[Required work]:
Scan the entries below for the word "Unemployment". Copy each line that has it.

-- Start Supplied data --

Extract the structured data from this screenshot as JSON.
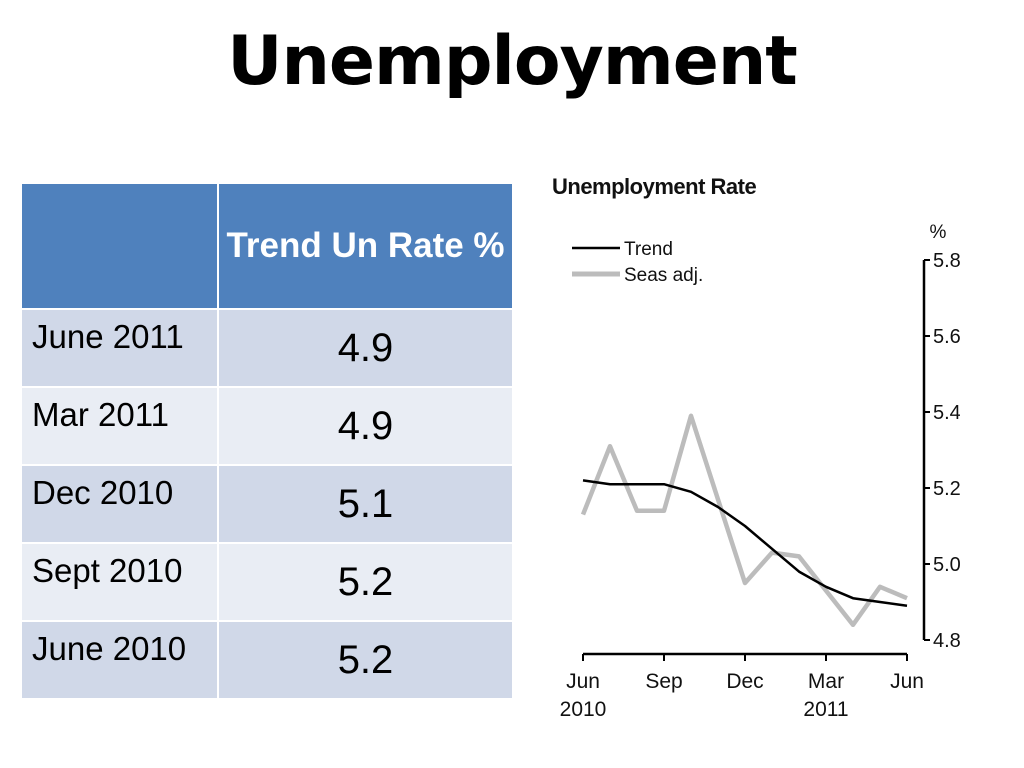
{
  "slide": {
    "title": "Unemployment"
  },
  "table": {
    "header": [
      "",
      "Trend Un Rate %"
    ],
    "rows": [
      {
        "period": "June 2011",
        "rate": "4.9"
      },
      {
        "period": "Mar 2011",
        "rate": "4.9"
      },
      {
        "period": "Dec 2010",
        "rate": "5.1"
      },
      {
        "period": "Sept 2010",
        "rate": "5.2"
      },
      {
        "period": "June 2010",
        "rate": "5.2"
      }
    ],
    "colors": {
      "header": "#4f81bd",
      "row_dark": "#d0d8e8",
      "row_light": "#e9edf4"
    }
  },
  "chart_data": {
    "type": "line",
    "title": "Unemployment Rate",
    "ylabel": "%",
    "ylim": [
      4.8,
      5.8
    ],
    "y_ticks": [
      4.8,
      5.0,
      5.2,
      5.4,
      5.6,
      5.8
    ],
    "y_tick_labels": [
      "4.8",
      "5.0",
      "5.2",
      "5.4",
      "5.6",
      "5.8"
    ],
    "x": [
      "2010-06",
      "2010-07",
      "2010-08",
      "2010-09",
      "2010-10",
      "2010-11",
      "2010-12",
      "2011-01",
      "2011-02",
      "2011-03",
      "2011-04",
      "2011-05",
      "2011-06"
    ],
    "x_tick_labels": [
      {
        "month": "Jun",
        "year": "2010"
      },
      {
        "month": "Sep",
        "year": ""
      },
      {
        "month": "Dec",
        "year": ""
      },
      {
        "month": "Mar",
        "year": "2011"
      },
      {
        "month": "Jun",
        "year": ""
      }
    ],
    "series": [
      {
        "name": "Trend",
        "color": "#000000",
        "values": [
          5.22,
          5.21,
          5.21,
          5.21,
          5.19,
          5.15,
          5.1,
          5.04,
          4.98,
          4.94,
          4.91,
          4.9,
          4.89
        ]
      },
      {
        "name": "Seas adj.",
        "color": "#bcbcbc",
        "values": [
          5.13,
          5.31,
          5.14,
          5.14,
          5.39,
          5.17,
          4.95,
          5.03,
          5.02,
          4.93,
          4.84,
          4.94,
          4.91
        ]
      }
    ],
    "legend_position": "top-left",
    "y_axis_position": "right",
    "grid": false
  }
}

-- End Supplied data --
-- Start Supplied data --

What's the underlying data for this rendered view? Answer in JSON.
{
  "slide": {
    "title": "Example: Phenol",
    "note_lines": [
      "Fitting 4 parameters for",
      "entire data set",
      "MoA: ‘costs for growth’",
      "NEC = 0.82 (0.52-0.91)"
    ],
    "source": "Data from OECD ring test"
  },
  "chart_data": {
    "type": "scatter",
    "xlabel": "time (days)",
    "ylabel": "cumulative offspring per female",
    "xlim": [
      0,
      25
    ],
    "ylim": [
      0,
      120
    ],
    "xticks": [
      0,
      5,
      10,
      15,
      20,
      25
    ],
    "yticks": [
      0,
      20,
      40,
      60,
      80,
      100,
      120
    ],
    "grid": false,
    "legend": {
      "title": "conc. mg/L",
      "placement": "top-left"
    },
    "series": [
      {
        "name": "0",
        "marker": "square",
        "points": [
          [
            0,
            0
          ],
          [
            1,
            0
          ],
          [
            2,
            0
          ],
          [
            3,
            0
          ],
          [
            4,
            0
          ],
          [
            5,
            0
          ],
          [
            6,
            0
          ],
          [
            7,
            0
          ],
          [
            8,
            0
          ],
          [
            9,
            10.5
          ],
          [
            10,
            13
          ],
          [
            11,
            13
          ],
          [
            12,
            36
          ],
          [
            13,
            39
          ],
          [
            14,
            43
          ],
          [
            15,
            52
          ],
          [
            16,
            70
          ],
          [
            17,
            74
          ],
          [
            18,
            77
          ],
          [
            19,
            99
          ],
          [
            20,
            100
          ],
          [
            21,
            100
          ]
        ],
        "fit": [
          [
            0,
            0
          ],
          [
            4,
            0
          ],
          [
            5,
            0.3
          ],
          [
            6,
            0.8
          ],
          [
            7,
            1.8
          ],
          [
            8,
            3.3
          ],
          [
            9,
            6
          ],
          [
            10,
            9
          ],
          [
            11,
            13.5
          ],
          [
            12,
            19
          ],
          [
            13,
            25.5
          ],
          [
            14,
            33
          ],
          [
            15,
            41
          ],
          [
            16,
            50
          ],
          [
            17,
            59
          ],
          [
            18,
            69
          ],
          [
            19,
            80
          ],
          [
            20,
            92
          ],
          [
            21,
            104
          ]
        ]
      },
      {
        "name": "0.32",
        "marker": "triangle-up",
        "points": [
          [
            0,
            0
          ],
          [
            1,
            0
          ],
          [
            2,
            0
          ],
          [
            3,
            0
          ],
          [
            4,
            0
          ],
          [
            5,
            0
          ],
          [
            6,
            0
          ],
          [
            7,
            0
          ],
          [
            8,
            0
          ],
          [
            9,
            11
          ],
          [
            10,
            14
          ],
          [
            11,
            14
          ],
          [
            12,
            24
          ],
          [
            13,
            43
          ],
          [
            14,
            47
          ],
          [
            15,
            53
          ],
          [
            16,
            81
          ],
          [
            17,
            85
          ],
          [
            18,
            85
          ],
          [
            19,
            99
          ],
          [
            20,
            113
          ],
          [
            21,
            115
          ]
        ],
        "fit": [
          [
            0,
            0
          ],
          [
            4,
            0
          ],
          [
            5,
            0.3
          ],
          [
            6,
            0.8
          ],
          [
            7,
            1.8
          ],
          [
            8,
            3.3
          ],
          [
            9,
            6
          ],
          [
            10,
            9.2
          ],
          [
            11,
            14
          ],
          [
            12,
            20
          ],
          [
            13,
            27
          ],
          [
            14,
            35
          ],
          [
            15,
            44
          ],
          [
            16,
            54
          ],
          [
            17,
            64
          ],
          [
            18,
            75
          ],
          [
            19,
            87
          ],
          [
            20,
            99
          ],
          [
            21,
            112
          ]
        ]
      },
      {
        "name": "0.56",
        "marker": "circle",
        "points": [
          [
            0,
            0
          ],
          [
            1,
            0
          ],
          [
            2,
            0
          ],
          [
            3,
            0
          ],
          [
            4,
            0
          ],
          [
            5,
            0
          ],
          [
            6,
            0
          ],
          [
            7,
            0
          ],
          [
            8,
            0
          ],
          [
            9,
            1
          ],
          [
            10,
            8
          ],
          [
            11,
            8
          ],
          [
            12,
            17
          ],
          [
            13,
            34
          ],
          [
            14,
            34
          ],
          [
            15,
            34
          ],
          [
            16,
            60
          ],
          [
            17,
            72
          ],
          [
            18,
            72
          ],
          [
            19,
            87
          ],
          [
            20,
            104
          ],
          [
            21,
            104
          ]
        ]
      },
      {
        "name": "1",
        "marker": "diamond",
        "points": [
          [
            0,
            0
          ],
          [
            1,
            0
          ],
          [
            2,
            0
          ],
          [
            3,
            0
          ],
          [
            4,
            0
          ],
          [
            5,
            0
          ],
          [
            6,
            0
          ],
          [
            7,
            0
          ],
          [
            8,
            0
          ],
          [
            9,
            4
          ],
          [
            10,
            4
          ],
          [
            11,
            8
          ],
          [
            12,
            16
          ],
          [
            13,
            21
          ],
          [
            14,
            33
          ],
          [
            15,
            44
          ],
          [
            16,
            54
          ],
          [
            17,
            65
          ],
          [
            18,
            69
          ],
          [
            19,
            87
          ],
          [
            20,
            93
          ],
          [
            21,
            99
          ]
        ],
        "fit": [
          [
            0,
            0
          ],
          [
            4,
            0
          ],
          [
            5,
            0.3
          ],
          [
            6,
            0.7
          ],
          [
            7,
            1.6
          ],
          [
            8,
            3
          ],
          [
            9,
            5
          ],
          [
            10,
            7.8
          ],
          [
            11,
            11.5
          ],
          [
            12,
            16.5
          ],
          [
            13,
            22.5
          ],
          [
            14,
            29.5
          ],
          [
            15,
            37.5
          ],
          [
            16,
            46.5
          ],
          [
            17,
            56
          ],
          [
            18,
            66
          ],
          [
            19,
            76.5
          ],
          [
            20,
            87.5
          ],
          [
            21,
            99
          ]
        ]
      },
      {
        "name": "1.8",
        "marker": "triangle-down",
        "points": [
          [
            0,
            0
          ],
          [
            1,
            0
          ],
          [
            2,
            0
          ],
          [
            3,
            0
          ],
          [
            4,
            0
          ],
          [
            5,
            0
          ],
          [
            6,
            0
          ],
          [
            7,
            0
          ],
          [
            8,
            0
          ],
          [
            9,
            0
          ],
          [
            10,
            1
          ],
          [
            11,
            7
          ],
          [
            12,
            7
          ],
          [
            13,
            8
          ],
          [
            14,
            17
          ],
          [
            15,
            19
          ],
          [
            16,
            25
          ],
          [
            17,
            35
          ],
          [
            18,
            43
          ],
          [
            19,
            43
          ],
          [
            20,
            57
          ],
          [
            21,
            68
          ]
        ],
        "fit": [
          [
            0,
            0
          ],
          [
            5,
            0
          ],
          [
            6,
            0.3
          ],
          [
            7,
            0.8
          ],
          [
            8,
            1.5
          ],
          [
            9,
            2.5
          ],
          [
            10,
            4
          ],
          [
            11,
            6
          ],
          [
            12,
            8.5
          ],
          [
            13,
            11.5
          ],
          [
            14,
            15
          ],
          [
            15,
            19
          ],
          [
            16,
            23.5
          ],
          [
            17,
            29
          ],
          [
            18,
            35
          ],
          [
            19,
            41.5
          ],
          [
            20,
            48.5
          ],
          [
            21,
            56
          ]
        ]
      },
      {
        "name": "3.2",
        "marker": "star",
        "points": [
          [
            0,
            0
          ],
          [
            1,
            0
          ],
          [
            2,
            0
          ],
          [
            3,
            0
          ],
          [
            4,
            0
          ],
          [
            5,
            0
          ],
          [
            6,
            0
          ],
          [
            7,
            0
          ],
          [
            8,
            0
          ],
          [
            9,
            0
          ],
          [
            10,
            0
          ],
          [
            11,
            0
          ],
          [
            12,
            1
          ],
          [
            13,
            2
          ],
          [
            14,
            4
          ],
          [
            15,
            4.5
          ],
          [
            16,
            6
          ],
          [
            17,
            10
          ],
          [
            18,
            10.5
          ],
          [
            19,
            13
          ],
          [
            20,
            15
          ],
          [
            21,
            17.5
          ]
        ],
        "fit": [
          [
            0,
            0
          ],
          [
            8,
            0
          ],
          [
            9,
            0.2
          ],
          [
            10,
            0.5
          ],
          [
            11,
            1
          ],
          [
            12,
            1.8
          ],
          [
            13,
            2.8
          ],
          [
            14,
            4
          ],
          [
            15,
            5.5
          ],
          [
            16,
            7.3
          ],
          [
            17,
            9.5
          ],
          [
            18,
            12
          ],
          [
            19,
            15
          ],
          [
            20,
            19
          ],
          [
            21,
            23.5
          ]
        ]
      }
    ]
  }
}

-- End Supplied data --
-- Start Supplied data --

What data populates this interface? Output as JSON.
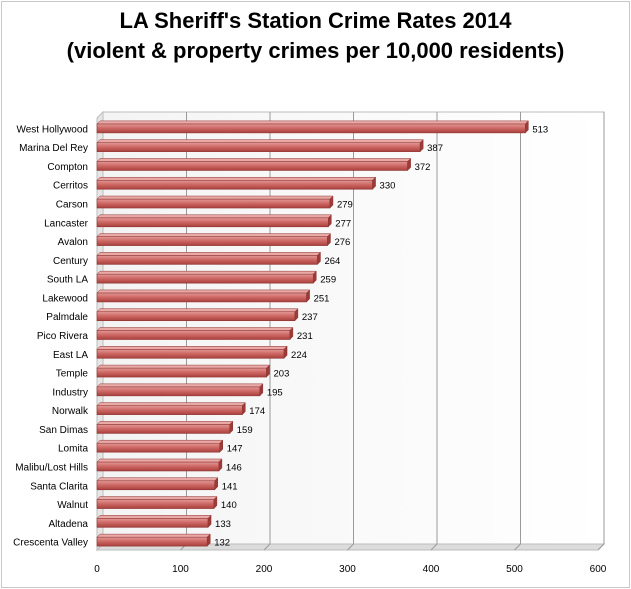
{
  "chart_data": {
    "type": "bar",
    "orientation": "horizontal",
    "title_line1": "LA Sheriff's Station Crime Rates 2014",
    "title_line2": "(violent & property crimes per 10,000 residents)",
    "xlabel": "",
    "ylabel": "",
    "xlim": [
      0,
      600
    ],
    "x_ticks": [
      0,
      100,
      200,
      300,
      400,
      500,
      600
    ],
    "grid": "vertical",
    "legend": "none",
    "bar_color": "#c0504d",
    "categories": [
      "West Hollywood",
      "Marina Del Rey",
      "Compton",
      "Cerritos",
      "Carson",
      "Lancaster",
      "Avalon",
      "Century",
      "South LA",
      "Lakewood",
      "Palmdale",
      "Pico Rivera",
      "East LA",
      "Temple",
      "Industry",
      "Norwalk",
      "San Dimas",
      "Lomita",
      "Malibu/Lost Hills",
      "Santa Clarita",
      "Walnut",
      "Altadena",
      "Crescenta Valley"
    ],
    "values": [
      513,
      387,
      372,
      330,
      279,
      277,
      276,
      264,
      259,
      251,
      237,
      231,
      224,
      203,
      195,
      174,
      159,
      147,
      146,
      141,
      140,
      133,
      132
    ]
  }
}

-- End Supplied data --

[Solution to the problem]:
    "title": "Unemployment"
    "title": "Unemployment Rate",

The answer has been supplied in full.